◆ **THE PROBLEM**: Copy each line with the word "JSON" in it.
>> Start THE INPUT
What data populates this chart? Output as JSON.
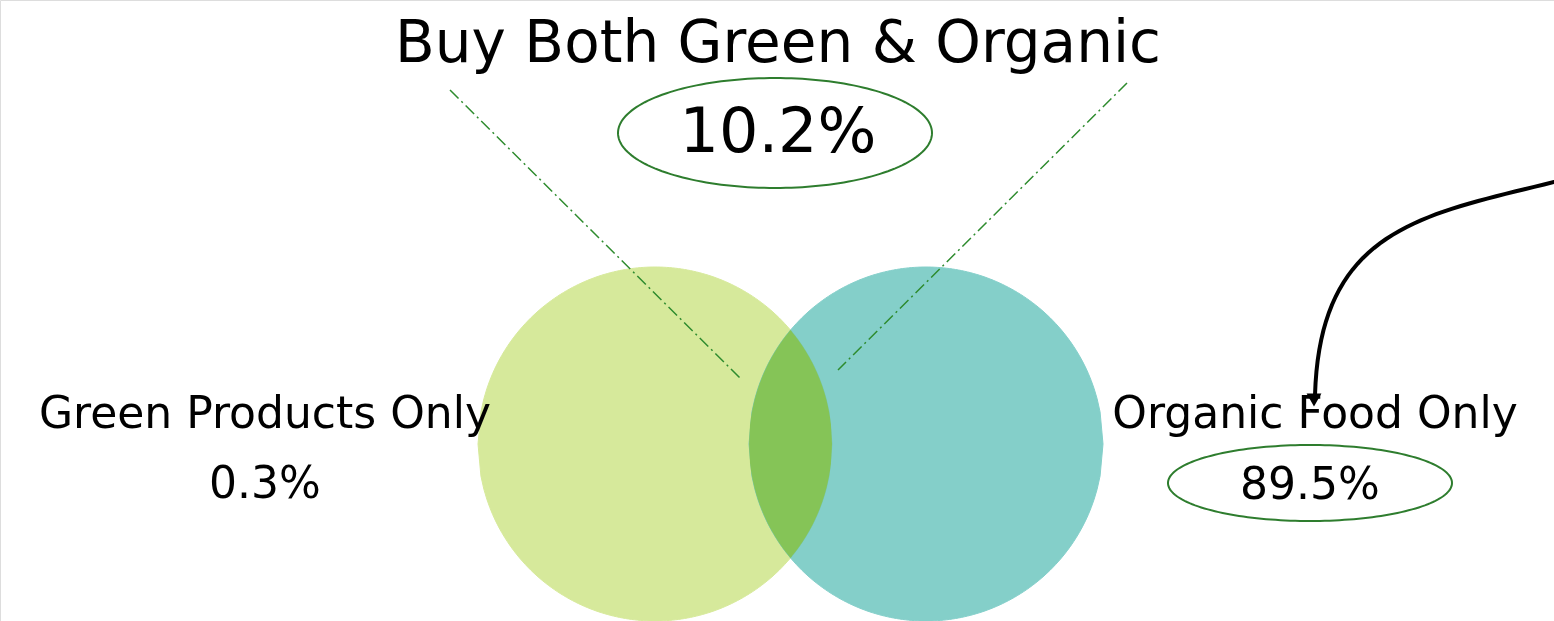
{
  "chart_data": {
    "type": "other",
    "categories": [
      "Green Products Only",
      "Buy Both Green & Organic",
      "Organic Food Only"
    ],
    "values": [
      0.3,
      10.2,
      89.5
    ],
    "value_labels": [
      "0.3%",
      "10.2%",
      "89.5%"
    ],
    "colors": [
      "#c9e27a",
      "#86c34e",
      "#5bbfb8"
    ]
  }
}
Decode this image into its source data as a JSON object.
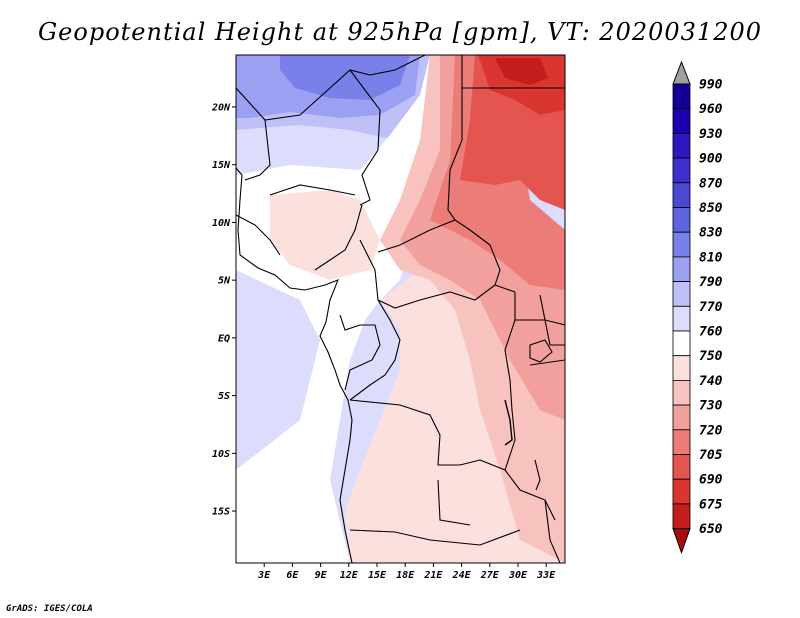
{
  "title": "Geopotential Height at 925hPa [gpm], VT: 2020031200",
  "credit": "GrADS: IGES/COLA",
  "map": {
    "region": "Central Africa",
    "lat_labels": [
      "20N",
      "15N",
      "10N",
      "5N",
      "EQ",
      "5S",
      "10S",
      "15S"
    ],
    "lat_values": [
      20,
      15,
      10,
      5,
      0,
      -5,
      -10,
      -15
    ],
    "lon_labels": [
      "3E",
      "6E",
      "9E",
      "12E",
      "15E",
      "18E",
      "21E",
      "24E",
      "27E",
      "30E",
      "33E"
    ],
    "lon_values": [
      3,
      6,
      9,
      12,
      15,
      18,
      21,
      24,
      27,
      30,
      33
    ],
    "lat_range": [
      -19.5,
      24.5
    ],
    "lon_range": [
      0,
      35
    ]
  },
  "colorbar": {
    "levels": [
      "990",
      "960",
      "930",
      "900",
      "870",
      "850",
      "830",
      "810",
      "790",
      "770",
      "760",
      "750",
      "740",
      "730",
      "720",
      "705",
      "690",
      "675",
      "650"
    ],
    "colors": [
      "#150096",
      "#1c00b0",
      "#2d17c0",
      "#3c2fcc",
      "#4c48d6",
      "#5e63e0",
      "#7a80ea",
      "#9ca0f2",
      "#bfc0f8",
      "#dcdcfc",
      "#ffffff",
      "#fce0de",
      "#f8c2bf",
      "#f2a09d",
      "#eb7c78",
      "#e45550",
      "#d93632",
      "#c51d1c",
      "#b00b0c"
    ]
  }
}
>> End THE INPUT
◆ **REPLY TO THE EXERCISE**:
What data populates this chart? Output as JSON.
Decode this image into its source data as a JSON object.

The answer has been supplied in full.